§ **PROVIDED MATERIAL**
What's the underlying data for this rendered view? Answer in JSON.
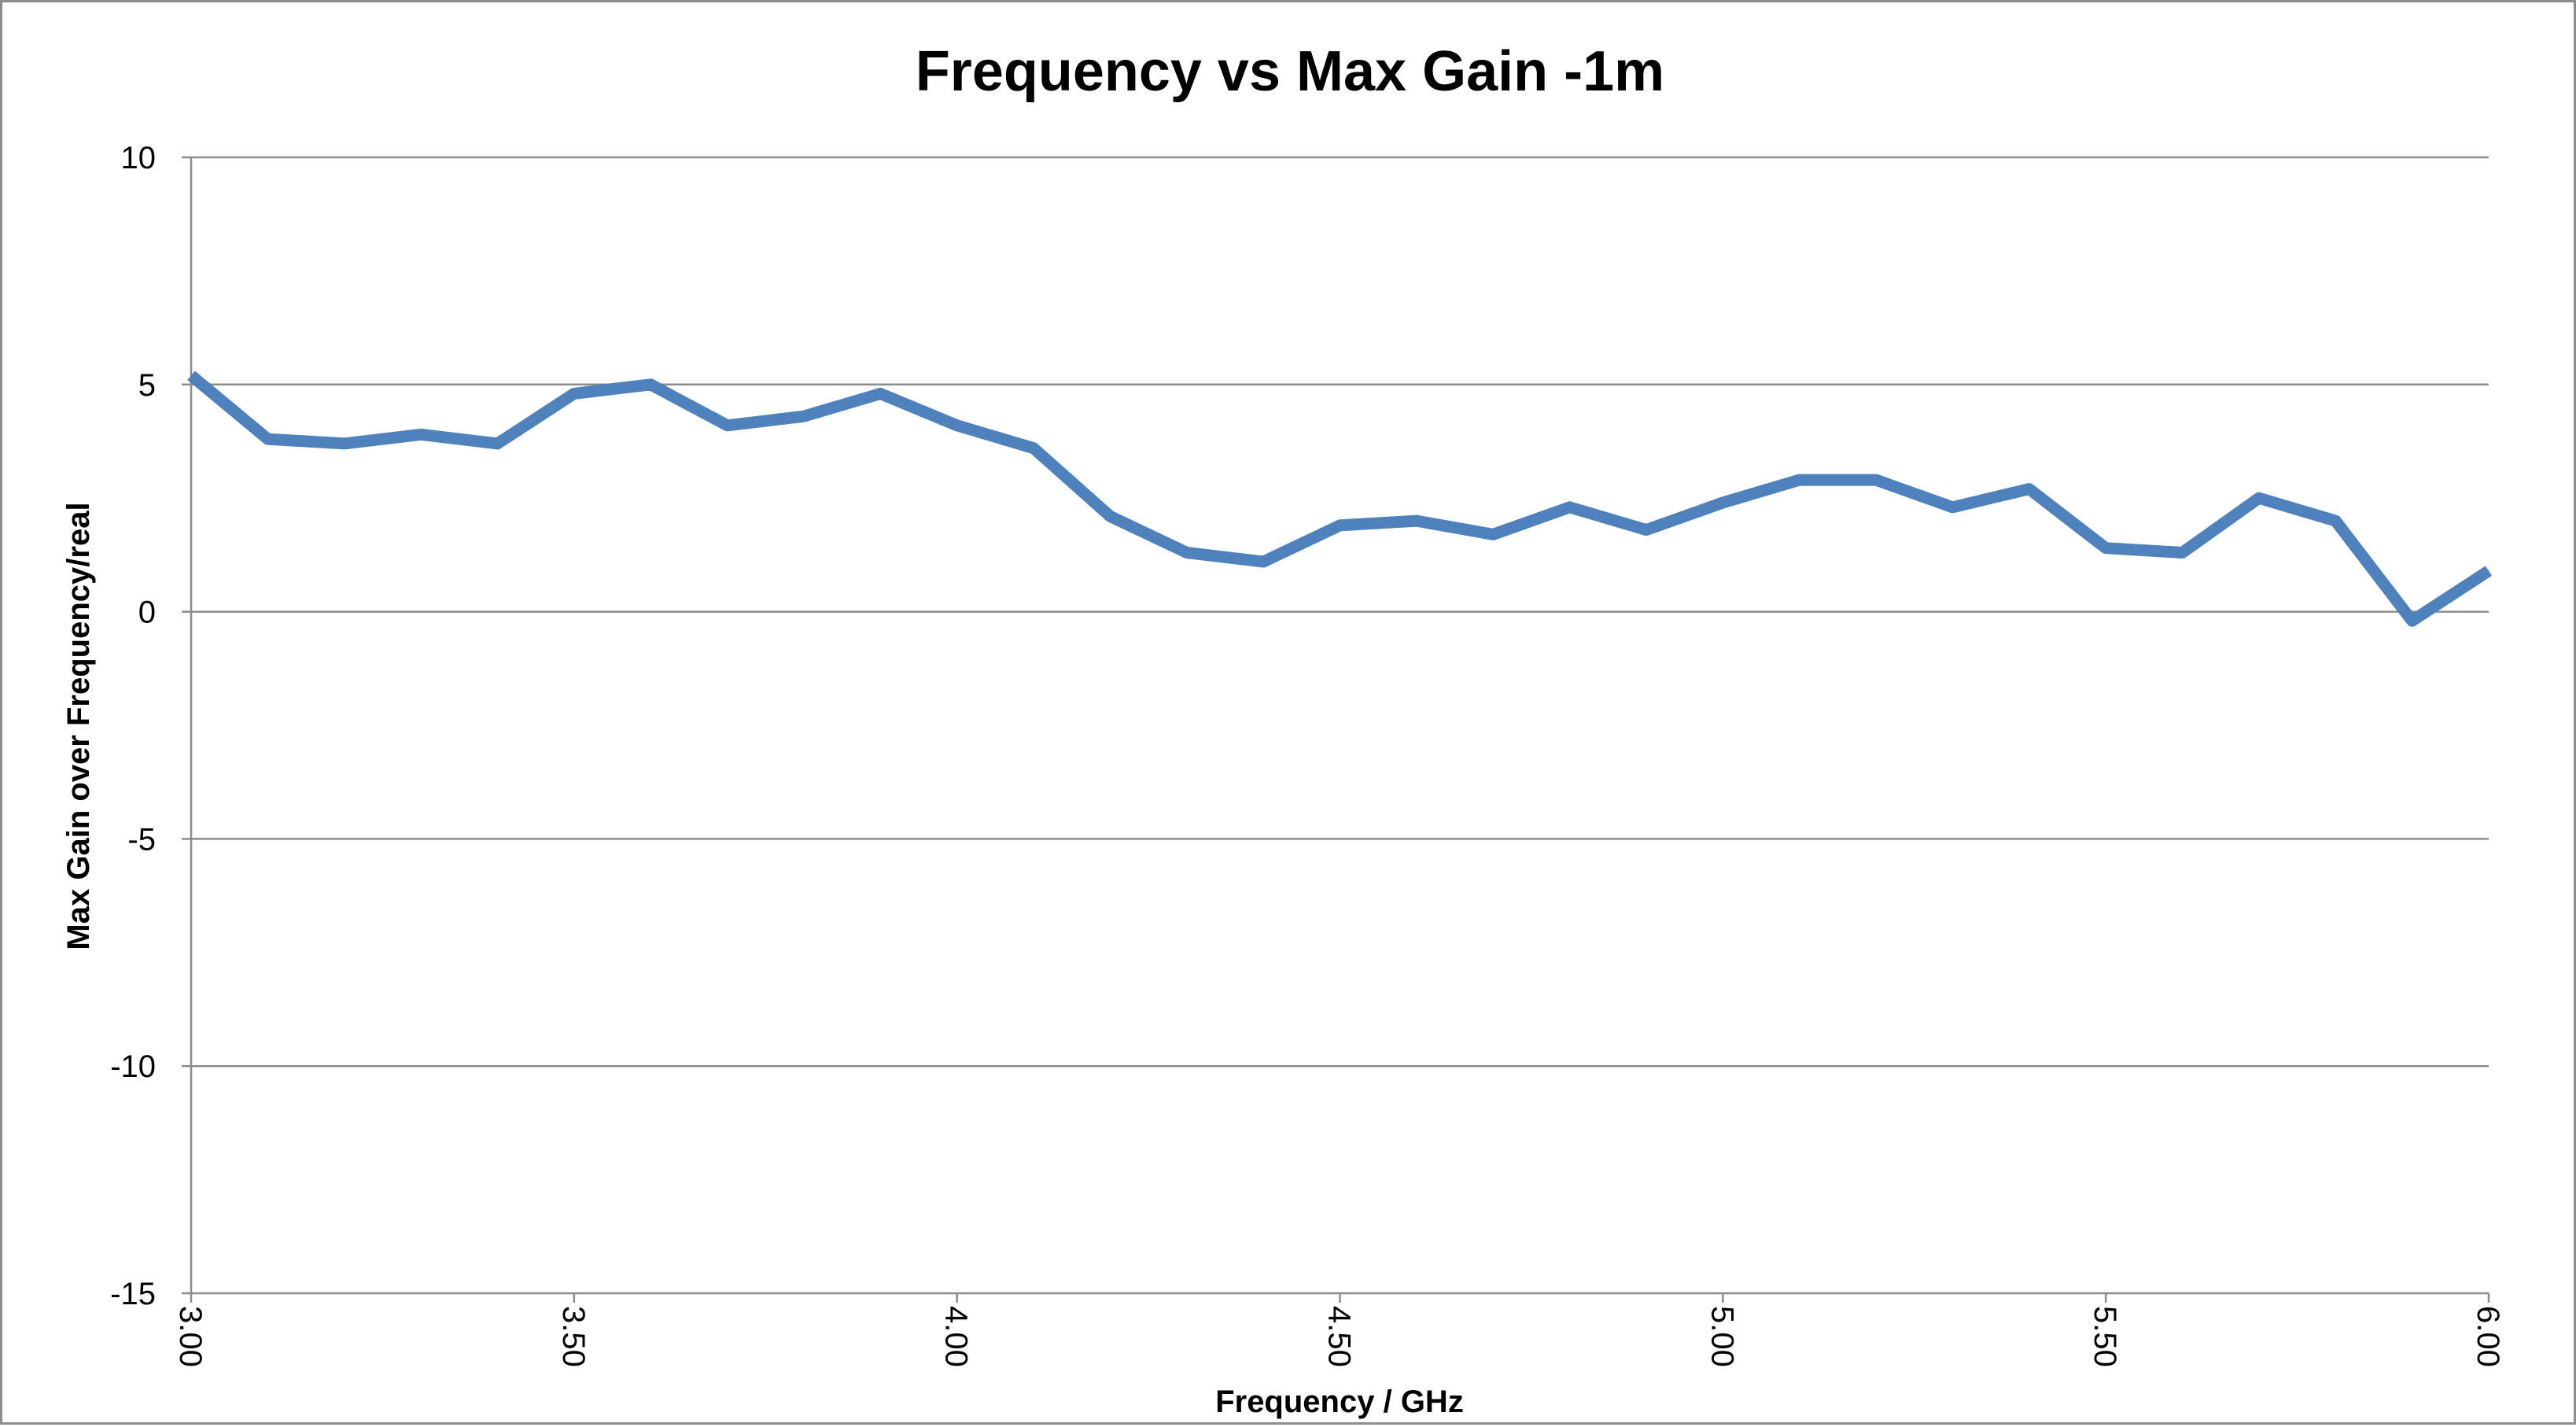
{
  "chart_data": {
    "type": "line",
    "title": "Frequency vs Max Gain -1m",
    "xlabel": "Frequency / GHz",
    "ylabel": "Max Gain over Frequency/real",
    "xlim": [
      3.0,
      6.0
    ],
    "ylim": [
      -15,
      10
    ],
    "y_ticks": [
      10,
      5,
      0,
      -5,
      -10,
      -15
    ],
    "x_tick_labels": [
      "3.00",
      "3.50",
      "4.00",
      "4.50",
      "5.00",
      "5.50",
      "6.00"
    ],
    "grid": "horizontal",
    "legend": "none",
    "series_color": "#4f81bd",
    "x": [
      3.0,
      3.1,
      3.2,
      3.3,
      3.4,
      3.5,
      3.6,
      3.7,
      3.8,
      3.9,
      4.0,
      4.1,
      4.2,
      4.3,
      4.4,
      4.5,
      4.6,
      4.7,
      4.8,
      4.9,
      5.0,
      5.1,
      5.2,
      5.3,
      5.4,
      5.5,
      5.6,
      5.7,
      5.8,
      5.9,
      6.0
    ],
    "series": [
      {
        "values": [
          5.2,
          3.8,
          3.7,
          3.9,
          3.7,
          4.8,
          5.0,
          4.1,
          4.3,
          4.8,
          4.1,
          3.6,
          2.1,
          1.3,
          1.1,
          1.9,
          2.0,
          1.7,
          2.3,
          1.8,
          2.4,
          2.9,
          2.9,
          2.3,
          2.7,
          1.4,
          1.3,
          2.5,
          2.0,
          -0.2,
          0.9
        ]
      }
    ]
  }
}
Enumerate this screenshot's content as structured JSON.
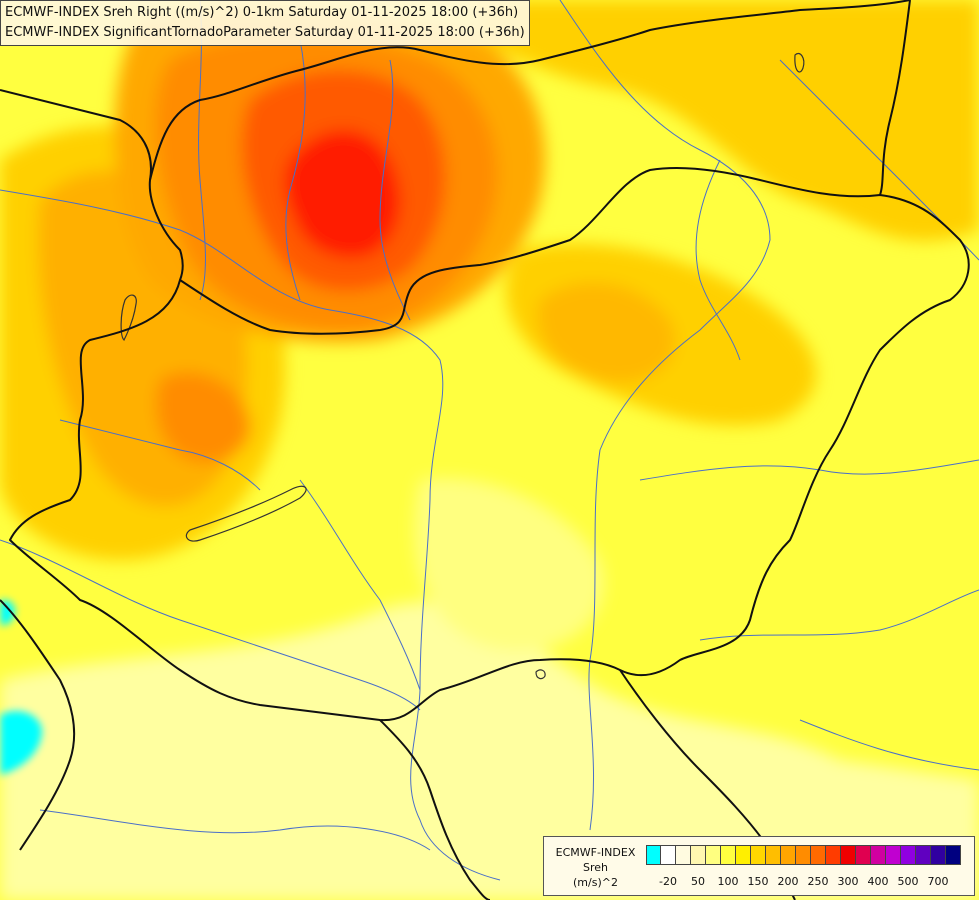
{
  "title": {
    "line1": "ECMWF-INDEX Sreh Right ((m/s)^2) 0-1km Saturday 01-11-2025 18:00 (+36h)",
    "line2": "ECMWF-INDEX SignificantTornadoParameter Saturday 01-11-2025 18:00 (+36h)"
  },
  "legend": {
    "source": "ECMWF-INDEX",
    "variable": "Sreh",
    "unit": "(m/s)^2",
    "colors": [
      "#00ffff",
      "#ffffff",
      "#fffbe0",
      "#fff7b0",
      "#ffff80",
      "#ffff40",
      "#ffef00",
      "#ffd700",
      "#ffbe00",
      "#ffa500",
      "#ff8c00",
      "#ff6a00",
      "#ff3c00",
      "#f00000",
      "#e00050",
      "#d000a0",
      "#c000d0",
      "#9000e0",
      "#6000c0",
      "#3000a0",
      "#000080"
    ],
    "ticks": [
      "-20",
      "50",
      "100",
      "150",
      "200",
      "250",
      "300",
      "400",
      "500",
      "700"
    ]
  },
  "palette": {
    "yellow_light": "#ffffa0",
    "yellow": "#ffff33",
    "gold": "#ffd400",
    "orange_light": "#ffb400",
    "orange": "#ff8c00",
    "orange_dark": "#ff5a00",
    "red": "#ff1a00",
    "cyan": "#00ffff"
  }
}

§ **WHAT IS NEEDED**
Scan the data for the word "this" and copy every line where it shows up.

§ **EXERCISE OUTPUT**
What's the underlying data for this rendered view? Answer in JSON.
Enumerate this screenshot's content as structured JSON.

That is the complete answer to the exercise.